[Items from a figure collection]
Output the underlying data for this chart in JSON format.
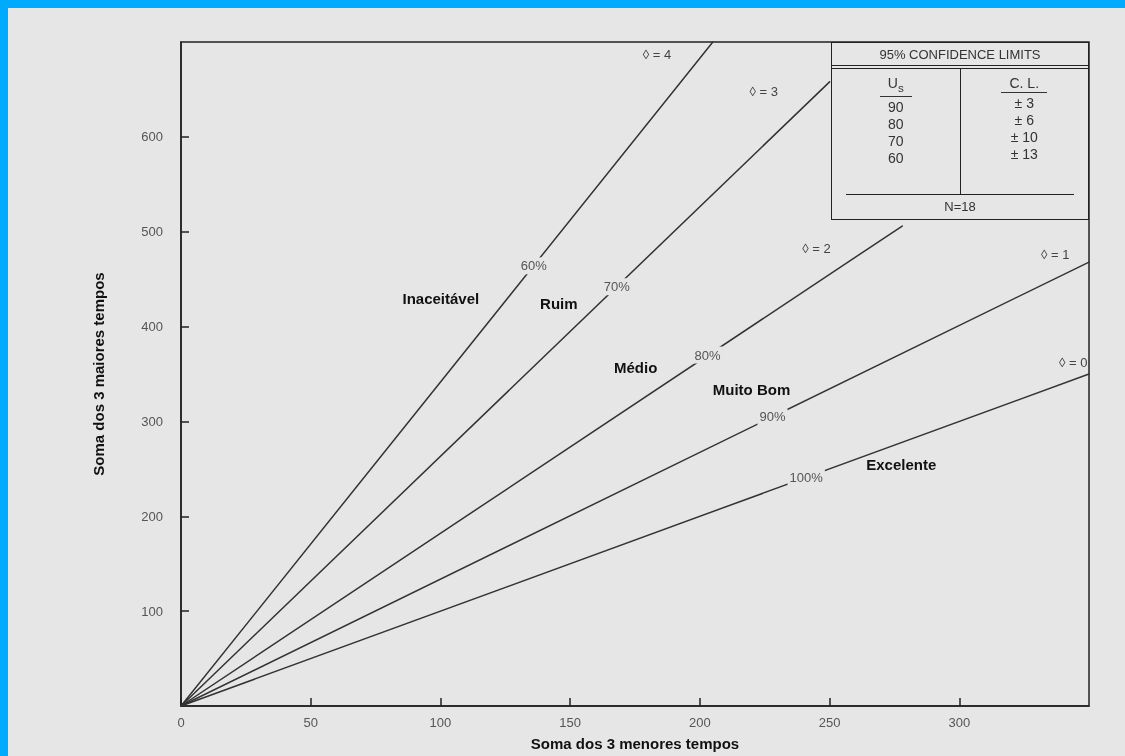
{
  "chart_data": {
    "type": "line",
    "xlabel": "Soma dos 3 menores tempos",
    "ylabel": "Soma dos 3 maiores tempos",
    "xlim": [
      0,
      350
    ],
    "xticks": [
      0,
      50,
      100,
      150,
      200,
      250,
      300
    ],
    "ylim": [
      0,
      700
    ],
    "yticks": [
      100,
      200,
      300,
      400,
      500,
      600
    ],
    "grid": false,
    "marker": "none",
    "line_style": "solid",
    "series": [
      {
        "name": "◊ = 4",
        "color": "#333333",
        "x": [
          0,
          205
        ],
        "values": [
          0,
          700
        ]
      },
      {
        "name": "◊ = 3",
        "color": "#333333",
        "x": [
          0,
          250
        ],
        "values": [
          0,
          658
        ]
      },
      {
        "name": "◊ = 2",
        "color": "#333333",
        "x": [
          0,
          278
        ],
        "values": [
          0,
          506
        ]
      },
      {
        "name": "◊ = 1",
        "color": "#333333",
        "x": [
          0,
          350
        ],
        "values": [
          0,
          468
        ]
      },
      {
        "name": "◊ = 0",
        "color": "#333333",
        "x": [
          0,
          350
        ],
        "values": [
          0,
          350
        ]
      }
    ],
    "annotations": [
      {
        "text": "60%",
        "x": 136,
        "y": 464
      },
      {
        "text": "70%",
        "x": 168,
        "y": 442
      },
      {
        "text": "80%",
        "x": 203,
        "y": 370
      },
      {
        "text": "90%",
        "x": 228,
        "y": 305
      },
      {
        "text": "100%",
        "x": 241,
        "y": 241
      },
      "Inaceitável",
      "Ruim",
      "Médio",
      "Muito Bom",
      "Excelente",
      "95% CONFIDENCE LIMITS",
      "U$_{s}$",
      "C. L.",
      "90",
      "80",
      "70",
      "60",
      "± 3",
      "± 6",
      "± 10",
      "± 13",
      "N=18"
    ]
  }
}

[The task] Make an exact copy of every entry above, minus the images.

[In response]
Output the underlying data for this chart in JSON format.
{
  "chart_data": {
    "type": "line",
    "xlabel": "Soma dos 3 menores tempos",
    "ylabel": "Soma dos 3 maiores tempos",
    "xlim": [
      0,
      350
    ],
    "xticks": [
      0,
      50,
      100,
      150,
      200,
      250,
      300
    ],
    "ylim": [
      0,
      700
    ],
    "yticks": [
      100,
      200,
      300,
      400,
      500,
      600
    ],
    "grid": false,
    "marker": "none",
    "line_style": "solid",
    "series": [
      {
        "name": "◊ = 4",
        "color": "#333333",
        "x": [
          0,
          205
        ],
        "values": [
          0,
          700
        ]
      },
      {
        "name": "◊ = 3",
        "color": "#333333",
        "x": [
          0,
          250
        ],
        "values": [
          0,
          658
        ]
      },
      {
        "name": "◊ = 2",
        "color": "#333333",
        "x": [
          0,
          278
        ],
        "values": [
          0,
          506
        ]
      },
      {
        "name": "◊ = 1",
        "color": "#333333",
        "x": [
          0,
          350
        ],
        "values": [
          0,
          468
        ]
      },
      {
        "name": "◊ = 0",
        "color": "#333333",
        "x": [
          0,
          350
        ],
        "values": [
          0,
          350
        ]
      }
    ],
    "annotations": [
      {
        "text": "60%",
        "x": 136,
        "y": 464
      },
      {
        "text": "70%",
        "x": 168,
        "y": 442
      },
      {
        "text": "80%",
        "x": 203,
        "y": 370
      },
      {
        "text": "90%",
        "x": 228,
        "y": 305
      },
      {
        "text": "100%",
        "x": 241,
        "y": 241
      },
      "Inaceitável",
      "Ruim",
      "Médio",
      "Muito Bom",
      "Excelente",
      "95% CONFIDENCE LIMITS",
      "U$_{s}$",
      "C. L.",
      "90",
      "80",
      "70",
      "60",
      "± 3",
      "± 6",
      "± 10",
      "± 13",
      "N=18"
    ]
  }
}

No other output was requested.